● MATERIALS PROVIDED:
* * * * * * * * *
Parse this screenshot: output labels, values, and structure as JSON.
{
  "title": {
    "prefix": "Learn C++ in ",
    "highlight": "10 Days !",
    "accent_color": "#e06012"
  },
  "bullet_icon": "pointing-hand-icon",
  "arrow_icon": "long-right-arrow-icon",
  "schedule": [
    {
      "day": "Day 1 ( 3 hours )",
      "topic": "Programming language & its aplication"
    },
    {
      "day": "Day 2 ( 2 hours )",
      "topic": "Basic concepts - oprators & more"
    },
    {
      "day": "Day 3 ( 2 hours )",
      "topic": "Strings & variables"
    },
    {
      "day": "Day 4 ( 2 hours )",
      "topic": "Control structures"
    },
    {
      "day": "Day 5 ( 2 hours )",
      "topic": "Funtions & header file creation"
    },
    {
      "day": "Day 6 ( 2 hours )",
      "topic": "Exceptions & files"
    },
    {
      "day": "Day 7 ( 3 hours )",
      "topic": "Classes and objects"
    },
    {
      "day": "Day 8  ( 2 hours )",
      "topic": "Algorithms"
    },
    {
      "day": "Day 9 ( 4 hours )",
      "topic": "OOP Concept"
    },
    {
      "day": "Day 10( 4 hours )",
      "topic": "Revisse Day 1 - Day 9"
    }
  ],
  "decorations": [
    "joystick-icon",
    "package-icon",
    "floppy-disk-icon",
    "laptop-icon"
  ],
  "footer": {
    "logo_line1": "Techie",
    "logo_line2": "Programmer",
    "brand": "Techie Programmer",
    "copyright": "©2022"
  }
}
* * * * * * * * *
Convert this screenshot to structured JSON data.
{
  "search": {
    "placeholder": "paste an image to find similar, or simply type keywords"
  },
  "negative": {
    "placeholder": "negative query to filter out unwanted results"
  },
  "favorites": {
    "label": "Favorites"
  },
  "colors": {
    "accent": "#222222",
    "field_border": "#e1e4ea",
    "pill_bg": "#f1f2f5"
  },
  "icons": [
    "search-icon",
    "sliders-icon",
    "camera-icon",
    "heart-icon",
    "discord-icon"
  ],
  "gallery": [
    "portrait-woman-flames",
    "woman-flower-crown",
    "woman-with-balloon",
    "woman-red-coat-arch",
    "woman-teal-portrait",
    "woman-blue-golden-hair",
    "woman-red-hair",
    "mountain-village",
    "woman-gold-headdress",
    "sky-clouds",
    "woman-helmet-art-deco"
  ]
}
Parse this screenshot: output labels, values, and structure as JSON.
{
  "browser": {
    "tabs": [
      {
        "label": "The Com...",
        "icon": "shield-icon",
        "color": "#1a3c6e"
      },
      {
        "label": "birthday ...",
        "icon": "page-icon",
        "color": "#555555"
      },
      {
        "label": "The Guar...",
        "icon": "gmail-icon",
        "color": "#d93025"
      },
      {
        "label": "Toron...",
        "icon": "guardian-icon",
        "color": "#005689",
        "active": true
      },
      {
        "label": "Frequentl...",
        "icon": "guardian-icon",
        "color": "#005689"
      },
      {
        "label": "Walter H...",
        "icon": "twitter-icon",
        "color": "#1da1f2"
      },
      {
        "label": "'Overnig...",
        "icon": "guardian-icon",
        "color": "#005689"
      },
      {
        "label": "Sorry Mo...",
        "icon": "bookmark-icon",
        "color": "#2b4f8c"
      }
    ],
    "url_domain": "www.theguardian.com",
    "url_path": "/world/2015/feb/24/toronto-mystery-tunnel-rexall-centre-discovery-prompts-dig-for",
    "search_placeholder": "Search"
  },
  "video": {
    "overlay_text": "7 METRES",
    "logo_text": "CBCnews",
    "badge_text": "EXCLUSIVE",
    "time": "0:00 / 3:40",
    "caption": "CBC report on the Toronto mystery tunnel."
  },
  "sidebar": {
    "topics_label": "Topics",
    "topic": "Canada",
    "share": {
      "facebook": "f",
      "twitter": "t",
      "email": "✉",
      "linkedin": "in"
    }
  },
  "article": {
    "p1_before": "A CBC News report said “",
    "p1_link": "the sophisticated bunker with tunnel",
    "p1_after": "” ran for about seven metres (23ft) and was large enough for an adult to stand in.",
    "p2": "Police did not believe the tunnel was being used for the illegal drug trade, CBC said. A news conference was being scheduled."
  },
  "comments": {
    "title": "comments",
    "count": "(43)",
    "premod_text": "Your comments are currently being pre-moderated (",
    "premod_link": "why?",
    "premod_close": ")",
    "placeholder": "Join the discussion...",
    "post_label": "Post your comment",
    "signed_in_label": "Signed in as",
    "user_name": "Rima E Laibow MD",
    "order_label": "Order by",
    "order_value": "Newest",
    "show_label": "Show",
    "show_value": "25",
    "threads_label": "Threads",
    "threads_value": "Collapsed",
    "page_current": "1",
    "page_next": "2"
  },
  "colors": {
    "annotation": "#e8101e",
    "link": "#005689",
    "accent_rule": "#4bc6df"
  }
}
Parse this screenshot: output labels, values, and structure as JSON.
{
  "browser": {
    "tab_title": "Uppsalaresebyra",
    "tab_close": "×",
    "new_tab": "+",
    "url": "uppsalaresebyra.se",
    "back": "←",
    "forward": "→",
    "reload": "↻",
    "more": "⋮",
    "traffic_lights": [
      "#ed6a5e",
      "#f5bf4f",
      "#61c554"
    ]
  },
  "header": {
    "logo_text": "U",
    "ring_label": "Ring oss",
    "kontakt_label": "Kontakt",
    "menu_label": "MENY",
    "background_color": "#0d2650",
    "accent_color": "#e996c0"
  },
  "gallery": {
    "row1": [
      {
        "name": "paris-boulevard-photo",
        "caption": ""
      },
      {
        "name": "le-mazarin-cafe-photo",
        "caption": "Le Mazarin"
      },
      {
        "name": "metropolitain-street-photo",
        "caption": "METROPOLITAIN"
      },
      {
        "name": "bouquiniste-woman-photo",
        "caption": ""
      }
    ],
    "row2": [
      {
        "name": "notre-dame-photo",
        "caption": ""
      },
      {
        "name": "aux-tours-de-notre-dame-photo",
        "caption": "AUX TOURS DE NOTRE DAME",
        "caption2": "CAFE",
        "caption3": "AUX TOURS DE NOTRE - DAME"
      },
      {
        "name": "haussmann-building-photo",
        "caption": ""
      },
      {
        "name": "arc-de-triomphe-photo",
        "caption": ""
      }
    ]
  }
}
* * * * * * * * *
● GIVEN EXERCISE: Pick out each line above that includes "hours" and show it.

● RESULT OF THIS EXERCISE:
      "day": "Day 1 ( 3 hours )",
      "day": "Day 2 ( 2 hours )",
      "day": "Day 3 ( 2 hours )",
      "day": "Day 4 ( 2 hours )",
      "day": "Day 5 ( 2 hours )",
      "day": "Day 6 ( 2 hours )",
      "day": "Day 7 ( 3 hours )",
      "day": "Day 8  ( 2 hours )",
      "day": "Day 9 ( 4 hours )",
      "day": "Day 10( 4 hours )",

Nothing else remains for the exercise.